### Task to carry out
Rewrite the lines below as a JSON list of strings, one string per line, skipping blank lines and leaving out the pictures.

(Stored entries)
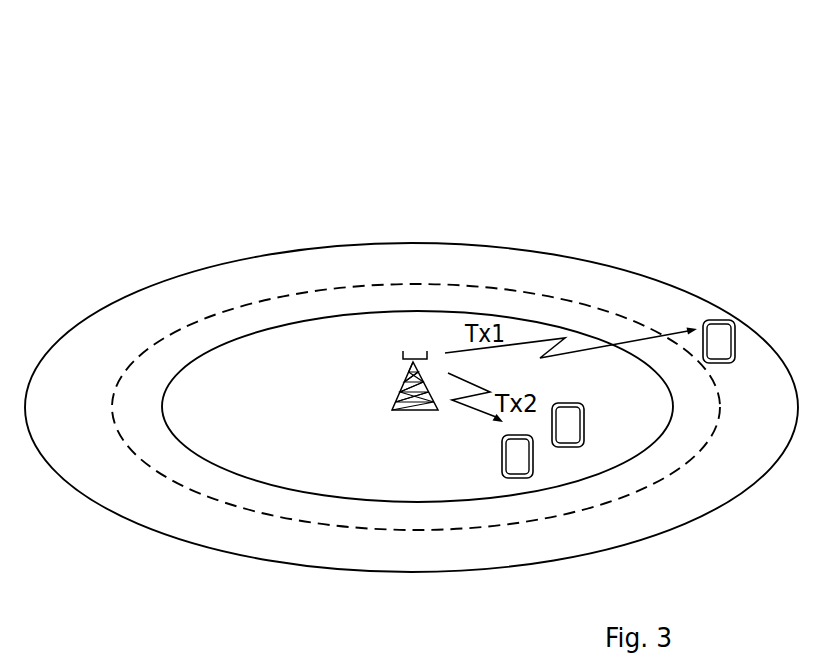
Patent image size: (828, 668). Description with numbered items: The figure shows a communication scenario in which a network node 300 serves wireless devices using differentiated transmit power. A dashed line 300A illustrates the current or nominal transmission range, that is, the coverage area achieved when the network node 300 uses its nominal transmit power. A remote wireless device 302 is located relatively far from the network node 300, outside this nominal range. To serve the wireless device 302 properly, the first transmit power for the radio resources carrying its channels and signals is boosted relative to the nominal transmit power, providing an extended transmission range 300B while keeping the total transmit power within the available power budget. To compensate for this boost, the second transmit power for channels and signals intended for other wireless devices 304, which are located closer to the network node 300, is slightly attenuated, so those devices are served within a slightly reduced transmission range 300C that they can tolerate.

The network node 300 is at (398, 386).
The dashed line (nominal transmission range) 300A is at (475, 275).
The extended transmission range 300B is at (540, 243).
The reduced transmission range 300C is at (325, 305).
The remote wireless device 302 is at (717, 320).
The other wireless devices 304 is at (472, 459).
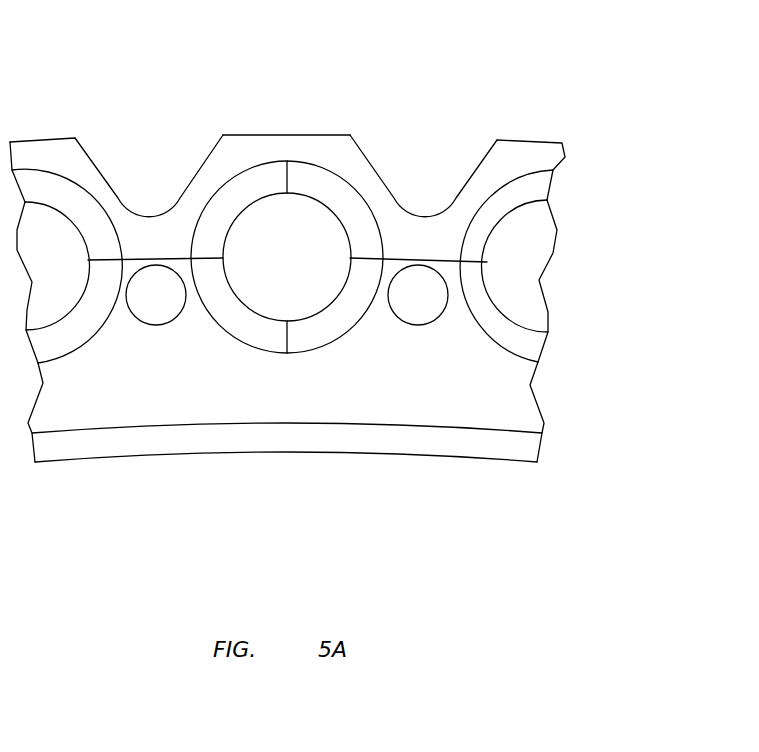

### Solution for this task
[
  "Patent image size: (828, 668). Description with numbered items: The figure shows a communication scenario in which a network node 300 serves wireless devices using differentiated transmit power. A dashed line 300A illustrates the current or nominal transmission range, that is, the coverage area achieved when the network node 300 uses its nominal transmit power. A remote wireless device 302 is located relatively far from the network node 300, outside this nominal range. To serve the wireless device 302 properly, the first transmit power for the radio resources carrying its channels and signals is boosted relative to the nominal transmit power, providing an extended transmission range 300B while keeping the total transmit power within the available power budget. To compensate for this boost, the second transmit power for channels and signals intended for other wireless devices 304, which are located closer to the network node 300, is slightly attenuated, so those devices are served within a slightly reduced transmission range 300C that they can tolerate.",
  "The network node 300 is at (398, 386).",
  "The dashed line (nominal transmission range) 300A is at (475, 275).",
  "The extended transmission range 300B is at (540, 243).",
  "The reduced transmission range 300C is at (325, 305).",
  "The remote wireless device 302 is at (717, 320).",
  "The other wireless devices 304 is at (472, 459)."
]